THE EXERCISE >> What follows are records. Restate all of them word for word.
┄┄┄┄┄┄┄┄┄┄
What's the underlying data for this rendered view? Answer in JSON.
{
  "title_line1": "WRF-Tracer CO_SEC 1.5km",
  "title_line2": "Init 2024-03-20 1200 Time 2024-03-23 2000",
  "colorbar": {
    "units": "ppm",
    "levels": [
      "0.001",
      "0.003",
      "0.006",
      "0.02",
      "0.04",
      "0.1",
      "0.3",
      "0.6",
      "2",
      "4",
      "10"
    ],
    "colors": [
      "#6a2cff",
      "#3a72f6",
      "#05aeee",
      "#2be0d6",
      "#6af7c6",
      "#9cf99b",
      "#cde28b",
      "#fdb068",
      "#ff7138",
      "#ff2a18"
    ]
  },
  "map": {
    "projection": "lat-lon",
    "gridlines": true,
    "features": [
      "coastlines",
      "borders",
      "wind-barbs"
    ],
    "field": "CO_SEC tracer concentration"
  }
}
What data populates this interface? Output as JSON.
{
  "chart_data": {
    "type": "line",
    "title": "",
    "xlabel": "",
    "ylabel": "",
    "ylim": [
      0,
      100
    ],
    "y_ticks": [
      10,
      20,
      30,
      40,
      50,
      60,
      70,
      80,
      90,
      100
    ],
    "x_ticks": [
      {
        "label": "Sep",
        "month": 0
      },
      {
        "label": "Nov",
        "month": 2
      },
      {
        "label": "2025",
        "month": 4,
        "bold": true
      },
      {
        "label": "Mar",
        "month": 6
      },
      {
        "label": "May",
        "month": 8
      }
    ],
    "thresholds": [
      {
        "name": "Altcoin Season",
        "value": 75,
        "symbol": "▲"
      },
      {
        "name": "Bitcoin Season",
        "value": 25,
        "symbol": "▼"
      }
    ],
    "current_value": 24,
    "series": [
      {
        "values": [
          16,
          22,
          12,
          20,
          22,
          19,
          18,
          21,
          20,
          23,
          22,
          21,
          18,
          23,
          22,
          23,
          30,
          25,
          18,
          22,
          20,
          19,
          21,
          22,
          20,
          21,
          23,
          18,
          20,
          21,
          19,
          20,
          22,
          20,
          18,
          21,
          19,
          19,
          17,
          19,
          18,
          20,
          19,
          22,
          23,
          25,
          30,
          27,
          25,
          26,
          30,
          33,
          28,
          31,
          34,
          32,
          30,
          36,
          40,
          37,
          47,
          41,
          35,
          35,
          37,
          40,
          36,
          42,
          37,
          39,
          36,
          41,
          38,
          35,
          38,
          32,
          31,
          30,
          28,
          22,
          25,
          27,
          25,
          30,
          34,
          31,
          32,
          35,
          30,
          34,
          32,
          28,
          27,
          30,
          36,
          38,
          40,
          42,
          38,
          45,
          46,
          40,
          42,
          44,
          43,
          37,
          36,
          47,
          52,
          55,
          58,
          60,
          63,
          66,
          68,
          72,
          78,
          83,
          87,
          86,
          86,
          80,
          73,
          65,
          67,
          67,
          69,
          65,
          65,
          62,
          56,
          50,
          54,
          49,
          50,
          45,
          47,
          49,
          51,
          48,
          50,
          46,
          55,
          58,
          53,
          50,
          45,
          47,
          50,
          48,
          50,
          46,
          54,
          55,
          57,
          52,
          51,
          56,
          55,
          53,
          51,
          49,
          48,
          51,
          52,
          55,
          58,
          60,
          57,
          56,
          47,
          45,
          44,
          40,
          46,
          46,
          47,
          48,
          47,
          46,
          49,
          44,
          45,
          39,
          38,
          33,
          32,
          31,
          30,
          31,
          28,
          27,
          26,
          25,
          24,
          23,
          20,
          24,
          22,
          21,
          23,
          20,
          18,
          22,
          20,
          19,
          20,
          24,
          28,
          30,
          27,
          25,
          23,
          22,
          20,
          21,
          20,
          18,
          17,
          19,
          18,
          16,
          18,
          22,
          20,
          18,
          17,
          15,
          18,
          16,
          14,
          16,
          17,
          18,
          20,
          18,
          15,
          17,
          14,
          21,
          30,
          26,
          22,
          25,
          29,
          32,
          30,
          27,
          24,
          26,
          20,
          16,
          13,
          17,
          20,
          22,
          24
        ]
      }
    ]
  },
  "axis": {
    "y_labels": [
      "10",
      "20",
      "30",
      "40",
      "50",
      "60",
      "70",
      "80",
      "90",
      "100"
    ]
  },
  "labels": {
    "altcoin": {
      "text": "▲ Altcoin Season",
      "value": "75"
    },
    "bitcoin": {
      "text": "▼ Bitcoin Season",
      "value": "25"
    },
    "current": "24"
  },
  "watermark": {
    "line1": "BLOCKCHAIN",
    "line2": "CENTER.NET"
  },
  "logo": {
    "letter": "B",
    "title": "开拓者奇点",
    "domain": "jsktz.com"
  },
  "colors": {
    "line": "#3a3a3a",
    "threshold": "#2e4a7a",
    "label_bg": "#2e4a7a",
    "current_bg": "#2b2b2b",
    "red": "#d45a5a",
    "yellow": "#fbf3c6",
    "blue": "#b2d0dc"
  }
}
┄┄┄┄┄┄┄┄┄┄
PROBLEM SOLUTION >>
What's the underlying data for this rendered view? Answer in JSON.
{
  "title_line1": "WRF-Tracer CO_SEC 1.5km",
  "title_line2": "Init 2024-03-20 1200 Time 2024-03-23 2000",
  "colorbar": {
    "units": "ppm",
    "levels": [
      "0.001",
      "0.003",
      "0.006",
      "0.02",
      "0.04",
      "0.1",
      "0.3",
      "0.6",
      "2",
      "4",
      "10"
    ],
    "colors": [
      "#6a2cff",
      "#3a72f6",
      "#05aeee",
      "#2be0d6",
      "#6af7c6",
      "#9cf99b",
      "#cde28b",
      "#fdb068",
      "#ff7138",
      "#ff2a18"
    ]
  },
  "map": {
    "projection": "lat-lon",
    "gridlines": true,
    "features": [
      "coastlines",
      "borders",
      "wind-barbs"
    ],
    "field": "CO_SEC tracer concentration"
  }
}
What data populates this interface? Output as JSON.
{
  "chart_data": {
    "type": "line",
    "title": "",
    "xlabel": "",
    "ylabel": "",
    "ylim": [
      0,
      100
    ],
    "y_ticks": [
      10,
      20,
      30,
      40,
      50,
      60,
      70,
      80,
      90,
      100
    ],
    "x_ticks": [
      {
        "label": "Sep",
        "month": 0
      },
      {
        "label": "Nov",
        "month": 2
      },
      {
        "label": "2025",
        "month": 4,
        "bold": true
      },
      {
        "label": "Mar",
        "month": 6
      },
      {
        "label": "May",
        "month": 8
      }
    ],
    "thresholds": [
      {
        "name": "Altcoin Season",
        "value": 75,
        "symbol": "▲"
      },
      {
        "name": "Bitcoin Season",
        "value": 25,
        "symbol": "▼"
      }
    ],
    "current_value": 24,
    "series": [
      {
        "values": [
          16,
          22,
          12,
          20,
          22,
          19,
          18,
          21,
          20,
          23,
          22,
          21,
          18,
          23,
          22,
          23,
          30,
          25,
          18,
          22,
          20,
          19,
          21,
          22,
          20,
          21,
          23,
          18,
          20,
          21,
          19,
          20,
          22,
          20,
          18,
          21,
          19,
          19,
          17,
          19,
          18,
          20,
          19,
          22,
          23,
          25,
          30,
          27,
          25,
          26,
          30,
          33,
          28,
          31,
          34,
          32,
          30,
          36,
          40,
          37,
          47,
          41,
          35,
          35,
          37,
          40,
          36,
          42,
          37,
          39,
          36,
          41,
          38,
          35,
          38,
          32,
          31,
          30,
          28,
          22,
          25,
          27,
          25,
          30,
          34,
          31,
          32,
          35,
          30,
          34,
          32,
          28,
          27,
          30,
          36,
          38,
          40,
          42,
          38,
          45,
          46,
          40,
          42,
          44,
          43,
          37,
          36,
          47,
          52,
          55,
          58,
          60,
          63,
          66,
          68,
          72,
          78,
          83,
          87,
          86,
          86,
          80,
          73,
          65,
          67,
          67,
          69,
          65,
          65,
          62,
          56,
          50,
          54,
          49,
          50,
          45,
          47,
          49,
          51,
          48,
          50,
          46,
          55,
          58,
          53,
          50,
          45,
          47,
          50,
          48,
          50,
          46,
          54,
          55,
          57,
          52,
          51,
          56,
          55,
          53,
          51,
          49,
          48,
          51,
          52,
          55,
          58,
          60,
          57,
          56,
          47,
          45,
          44,
          40,
          46,
          46,
          47,
          48,
          47,
          46,
          49,
          44,
          45,
          39,
          38,
          33,
          32,
          31,
          30,
          31,
          28,
          27,
          26,
          25,
          24,
          23,
          20,
          24,
          22,
          21,
          23,
          20,
          18,
          22,
          20,
          19,
          20,
          24,
          28,
          30,
          27,
          25,
          23,
          22,
          20,
          21,
          20,
          18,
          17,
          19,
          18,
          16,
          18,
          22,
          20,
          18,
          17,
          15,
          18,
          16,
          14,
          16,
          17,
          18,
          20,
          18,
          15,
          17,
          14,
          21,
          30,
          26,
          22,
          25,
          29,
          32,
          30,
          27,
          24,
          26,
          20,
          16,
          13,
          17,
          20,
          22,
          24
        ]
      }
    ]
  },
  "axis": {
    "y_labels": [
      "10",
      "20",
      "30",
      "40",
      "50",
      "60",
      "70",
      "80",
      "90",
      "100"
    ]
  },
  "labels": {
    "altcoin": {
      "text": "▲ Altcoin Season",
      "value": "75"
    },
    "bitcoin": {
      "text": "▼ Bitcoin Season",
      "value": "25"
    },
    "current": "24"
  },
  "watermark": {
    "line1": "BLOCKCHAIN",
    "line2": "CENTER.NET"
  },
  "logo": {
    "letter": "B",
    "title": "开拓者奇点",
    "domain": "jsktz.com"
  },
  "colors": {
    "line": "#3a3a3a",
    "threshold": "#2e4a7a",
    "label_bg": "#2e4a7a",
    "current_bg": "#2b2b2b",
    "red": "#d45a5a",
    "yellow": "#fbf3c6",
    "blue": "#b2d0dc"
  }
}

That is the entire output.